■ What the task asks ■
Within the material below, find each line bearing the word "JSON" and present it.

A run of records
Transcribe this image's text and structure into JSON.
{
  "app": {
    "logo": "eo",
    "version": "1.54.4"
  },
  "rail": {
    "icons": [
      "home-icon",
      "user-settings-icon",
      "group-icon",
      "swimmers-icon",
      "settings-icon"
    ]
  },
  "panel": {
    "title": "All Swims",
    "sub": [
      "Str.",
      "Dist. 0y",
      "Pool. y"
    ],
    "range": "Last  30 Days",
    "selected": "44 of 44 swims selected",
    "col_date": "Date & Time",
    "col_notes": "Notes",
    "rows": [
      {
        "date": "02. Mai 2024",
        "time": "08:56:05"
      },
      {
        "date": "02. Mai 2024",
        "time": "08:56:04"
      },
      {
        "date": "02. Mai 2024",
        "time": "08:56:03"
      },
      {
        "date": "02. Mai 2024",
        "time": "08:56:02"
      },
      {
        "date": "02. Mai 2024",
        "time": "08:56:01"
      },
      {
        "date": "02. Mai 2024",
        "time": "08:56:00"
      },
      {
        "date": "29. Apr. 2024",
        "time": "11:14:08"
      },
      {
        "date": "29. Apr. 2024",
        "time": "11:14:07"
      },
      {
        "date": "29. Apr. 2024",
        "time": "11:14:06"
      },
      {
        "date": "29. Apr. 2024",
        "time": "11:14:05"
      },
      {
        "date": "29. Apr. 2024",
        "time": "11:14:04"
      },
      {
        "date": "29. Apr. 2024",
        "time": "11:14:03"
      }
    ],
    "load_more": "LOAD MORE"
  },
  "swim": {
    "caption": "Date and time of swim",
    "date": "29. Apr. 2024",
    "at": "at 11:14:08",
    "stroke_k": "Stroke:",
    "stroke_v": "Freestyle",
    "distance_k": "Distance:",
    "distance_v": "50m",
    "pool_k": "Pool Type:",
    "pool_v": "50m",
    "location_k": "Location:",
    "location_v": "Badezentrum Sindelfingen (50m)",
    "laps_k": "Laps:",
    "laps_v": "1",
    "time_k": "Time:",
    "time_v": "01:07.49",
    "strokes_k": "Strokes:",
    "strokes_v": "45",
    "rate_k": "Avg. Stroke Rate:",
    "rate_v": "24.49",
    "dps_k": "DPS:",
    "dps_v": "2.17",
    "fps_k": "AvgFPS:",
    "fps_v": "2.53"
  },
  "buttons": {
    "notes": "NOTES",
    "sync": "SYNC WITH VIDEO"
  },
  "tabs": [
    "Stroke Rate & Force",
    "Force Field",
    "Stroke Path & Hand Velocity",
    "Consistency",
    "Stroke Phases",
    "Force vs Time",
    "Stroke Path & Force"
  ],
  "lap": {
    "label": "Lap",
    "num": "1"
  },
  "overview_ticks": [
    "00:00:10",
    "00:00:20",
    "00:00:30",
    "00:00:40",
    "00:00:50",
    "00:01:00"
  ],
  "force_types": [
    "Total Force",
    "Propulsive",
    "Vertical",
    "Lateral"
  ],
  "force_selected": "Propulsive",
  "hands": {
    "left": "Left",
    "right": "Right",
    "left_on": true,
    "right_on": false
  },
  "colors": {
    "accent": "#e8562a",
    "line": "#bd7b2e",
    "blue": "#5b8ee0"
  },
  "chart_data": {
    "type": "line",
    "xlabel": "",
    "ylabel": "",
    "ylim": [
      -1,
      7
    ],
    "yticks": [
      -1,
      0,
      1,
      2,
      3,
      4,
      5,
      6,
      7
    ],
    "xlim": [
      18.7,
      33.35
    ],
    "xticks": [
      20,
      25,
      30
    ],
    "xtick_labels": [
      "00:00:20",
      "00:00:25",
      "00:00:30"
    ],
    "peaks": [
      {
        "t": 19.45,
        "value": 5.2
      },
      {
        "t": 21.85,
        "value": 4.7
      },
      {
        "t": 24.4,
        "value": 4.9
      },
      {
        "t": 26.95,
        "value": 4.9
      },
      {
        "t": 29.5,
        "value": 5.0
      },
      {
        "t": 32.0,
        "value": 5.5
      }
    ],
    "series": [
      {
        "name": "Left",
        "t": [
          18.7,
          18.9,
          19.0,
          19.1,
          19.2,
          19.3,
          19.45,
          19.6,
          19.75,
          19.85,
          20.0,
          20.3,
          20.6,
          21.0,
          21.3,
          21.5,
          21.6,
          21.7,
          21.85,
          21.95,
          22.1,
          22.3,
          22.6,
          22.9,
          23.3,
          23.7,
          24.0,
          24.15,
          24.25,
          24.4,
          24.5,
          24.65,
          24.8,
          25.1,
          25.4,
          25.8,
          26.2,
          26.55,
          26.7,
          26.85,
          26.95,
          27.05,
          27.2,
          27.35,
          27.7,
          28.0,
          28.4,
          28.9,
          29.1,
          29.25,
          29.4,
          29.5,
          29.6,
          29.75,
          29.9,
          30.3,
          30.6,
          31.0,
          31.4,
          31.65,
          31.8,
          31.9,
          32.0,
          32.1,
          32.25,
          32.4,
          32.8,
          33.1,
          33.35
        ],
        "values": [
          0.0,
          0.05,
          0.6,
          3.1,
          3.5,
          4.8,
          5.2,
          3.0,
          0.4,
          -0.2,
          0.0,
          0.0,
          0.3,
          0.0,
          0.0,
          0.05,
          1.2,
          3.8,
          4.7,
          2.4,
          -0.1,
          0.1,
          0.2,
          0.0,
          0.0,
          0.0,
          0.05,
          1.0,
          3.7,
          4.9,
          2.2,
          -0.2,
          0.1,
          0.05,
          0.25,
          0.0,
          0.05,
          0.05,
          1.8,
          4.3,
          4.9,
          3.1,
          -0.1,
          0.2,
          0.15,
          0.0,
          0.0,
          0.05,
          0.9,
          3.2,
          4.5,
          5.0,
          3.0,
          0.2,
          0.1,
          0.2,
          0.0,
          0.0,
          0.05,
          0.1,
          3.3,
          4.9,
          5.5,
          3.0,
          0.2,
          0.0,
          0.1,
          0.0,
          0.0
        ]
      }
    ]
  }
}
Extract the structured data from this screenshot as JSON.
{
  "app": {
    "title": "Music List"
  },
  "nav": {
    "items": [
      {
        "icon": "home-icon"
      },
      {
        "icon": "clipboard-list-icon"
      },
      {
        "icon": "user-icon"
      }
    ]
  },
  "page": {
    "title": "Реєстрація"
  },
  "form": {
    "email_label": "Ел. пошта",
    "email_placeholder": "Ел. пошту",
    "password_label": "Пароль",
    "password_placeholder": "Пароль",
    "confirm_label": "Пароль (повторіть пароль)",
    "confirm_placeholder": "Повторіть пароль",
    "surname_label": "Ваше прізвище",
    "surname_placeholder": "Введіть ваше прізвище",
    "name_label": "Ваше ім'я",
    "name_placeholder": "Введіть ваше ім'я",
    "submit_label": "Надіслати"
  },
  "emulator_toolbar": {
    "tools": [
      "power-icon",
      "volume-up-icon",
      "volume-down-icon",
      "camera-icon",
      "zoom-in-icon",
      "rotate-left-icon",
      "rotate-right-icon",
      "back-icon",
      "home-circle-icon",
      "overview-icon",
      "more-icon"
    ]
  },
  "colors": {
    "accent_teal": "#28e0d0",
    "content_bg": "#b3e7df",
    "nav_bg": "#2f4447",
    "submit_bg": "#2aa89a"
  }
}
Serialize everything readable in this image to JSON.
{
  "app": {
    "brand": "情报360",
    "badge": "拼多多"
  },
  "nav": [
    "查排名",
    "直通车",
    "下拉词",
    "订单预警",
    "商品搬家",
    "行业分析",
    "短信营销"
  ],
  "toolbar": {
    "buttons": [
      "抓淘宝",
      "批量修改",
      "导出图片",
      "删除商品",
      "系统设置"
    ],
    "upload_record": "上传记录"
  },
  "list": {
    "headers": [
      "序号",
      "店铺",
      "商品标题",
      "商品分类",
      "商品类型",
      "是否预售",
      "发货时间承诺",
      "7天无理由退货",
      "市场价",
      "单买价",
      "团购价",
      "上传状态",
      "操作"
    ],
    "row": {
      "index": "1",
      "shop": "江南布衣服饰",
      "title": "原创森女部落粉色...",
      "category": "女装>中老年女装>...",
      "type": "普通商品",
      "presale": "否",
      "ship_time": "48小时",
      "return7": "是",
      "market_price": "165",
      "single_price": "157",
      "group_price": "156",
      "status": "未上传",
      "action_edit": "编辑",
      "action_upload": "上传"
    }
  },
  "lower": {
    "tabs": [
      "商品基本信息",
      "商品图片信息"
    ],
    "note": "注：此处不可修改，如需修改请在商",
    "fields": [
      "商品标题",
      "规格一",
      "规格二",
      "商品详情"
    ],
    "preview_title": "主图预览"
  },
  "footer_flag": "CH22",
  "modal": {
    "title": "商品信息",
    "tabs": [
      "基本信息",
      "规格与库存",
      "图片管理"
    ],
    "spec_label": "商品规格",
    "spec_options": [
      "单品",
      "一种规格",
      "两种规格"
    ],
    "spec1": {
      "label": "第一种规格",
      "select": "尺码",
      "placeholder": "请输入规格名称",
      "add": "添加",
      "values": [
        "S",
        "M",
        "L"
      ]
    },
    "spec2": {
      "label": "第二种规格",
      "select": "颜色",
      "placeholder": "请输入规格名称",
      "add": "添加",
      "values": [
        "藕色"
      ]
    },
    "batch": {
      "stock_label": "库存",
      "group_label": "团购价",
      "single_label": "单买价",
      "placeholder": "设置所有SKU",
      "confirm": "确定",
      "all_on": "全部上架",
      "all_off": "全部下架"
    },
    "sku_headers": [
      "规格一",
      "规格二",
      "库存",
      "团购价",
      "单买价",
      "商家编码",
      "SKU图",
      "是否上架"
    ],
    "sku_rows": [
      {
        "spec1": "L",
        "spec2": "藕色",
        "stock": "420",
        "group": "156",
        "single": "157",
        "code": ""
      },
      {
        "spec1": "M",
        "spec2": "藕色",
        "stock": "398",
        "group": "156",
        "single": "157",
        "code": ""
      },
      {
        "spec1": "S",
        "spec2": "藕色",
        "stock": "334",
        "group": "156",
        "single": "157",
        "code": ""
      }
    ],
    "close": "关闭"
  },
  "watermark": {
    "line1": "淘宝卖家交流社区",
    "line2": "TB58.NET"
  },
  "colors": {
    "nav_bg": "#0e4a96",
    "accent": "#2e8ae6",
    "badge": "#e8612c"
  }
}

■ Output ■
Transcribe this image's text and structure into JSON.
Extract the structured data from this screenshot as JSON.
Serialize everything readable in this image to JSON.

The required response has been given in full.